■ PROBLEM REQUIREMENTS: Please copy, character for character, the stretch of the items below from the line containing "chevron-right-icon xyxy=(980,659,1002,698)" through the line containing "chevron-right-icon xyxy=(980,490,1002,529)", both included.

..........

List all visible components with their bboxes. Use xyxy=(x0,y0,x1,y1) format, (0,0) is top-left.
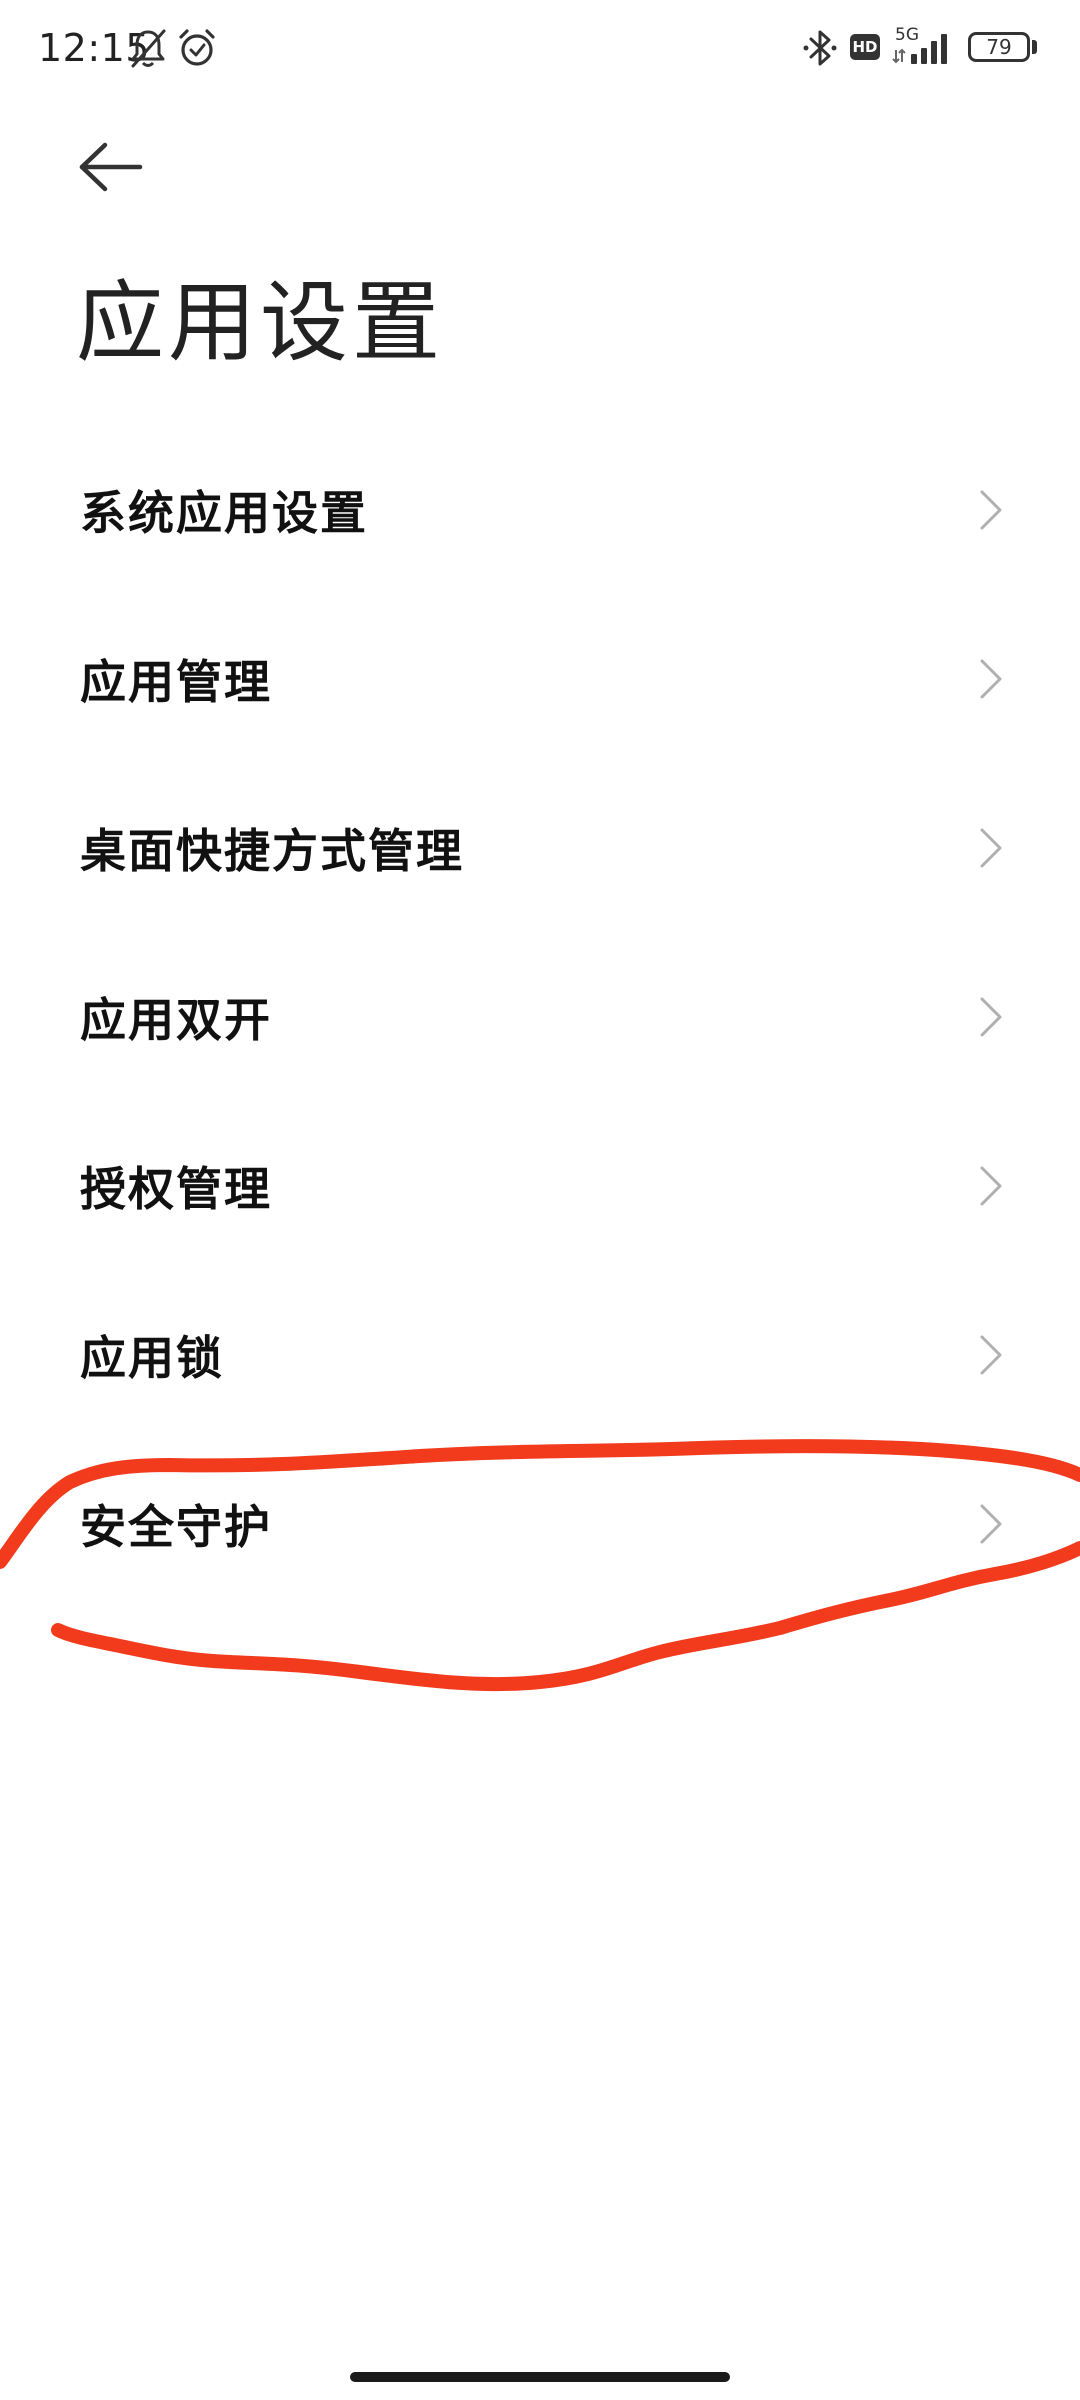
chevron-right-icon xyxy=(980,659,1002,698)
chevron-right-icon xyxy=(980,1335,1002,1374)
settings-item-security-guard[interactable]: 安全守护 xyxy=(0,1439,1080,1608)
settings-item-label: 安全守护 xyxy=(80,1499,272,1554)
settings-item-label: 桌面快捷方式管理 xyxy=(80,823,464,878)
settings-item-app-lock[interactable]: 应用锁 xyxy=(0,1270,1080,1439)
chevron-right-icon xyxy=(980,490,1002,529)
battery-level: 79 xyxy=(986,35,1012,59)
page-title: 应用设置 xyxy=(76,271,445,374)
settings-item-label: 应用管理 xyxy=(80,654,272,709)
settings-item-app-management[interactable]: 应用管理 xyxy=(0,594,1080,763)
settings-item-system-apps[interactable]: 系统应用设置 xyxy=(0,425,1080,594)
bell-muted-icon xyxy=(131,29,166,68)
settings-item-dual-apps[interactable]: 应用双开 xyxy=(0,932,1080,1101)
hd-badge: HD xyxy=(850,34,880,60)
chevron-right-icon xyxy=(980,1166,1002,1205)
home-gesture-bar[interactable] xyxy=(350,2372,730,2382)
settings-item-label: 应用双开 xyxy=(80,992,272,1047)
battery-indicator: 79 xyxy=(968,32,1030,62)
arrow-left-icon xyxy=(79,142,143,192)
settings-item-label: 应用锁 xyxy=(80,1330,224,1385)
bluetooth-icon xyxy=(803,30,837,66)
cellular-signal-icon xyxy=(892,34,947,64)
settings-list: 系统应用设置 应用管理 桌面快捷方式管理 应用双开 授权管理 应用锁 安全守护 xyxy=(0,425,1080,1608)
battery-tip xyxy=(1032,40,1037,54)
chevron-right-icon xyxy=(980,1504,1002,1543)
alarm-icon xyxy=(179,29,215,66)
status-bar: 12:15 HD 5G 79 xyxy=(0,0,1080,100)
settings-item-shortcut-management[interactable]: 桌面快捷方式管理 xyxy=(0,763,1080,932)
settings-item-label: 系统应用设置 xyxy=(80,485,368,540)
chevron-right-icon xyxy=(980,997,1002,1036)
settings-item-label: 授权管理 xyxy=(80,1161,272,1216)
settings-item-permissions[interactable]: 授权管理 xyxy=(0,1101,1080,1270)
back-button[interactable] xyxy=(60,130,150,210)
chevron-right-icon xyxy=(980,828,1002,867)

..........

■ EXERCISE ANSWER:
chevron-right-icon xyxy=(980,659,1002,698)
chevron-right-icon xyxy=(980,1335,1002,1374)
settings-item-security-guard[interactable]: 安全守护 xyxy=(0,1439,1080,1608)
settings-item-label: 安全守护 xyxy=(80,1499,272,1554)
settings-item-label: 桌面快捷方式管理 xyxy=(80,823,464,878)
settings-item-app-lock[interactable]: 应用锁 xyxy=(0,1270,1080,1439)
chevron-right-icon xyxy=(980,490,1002,529)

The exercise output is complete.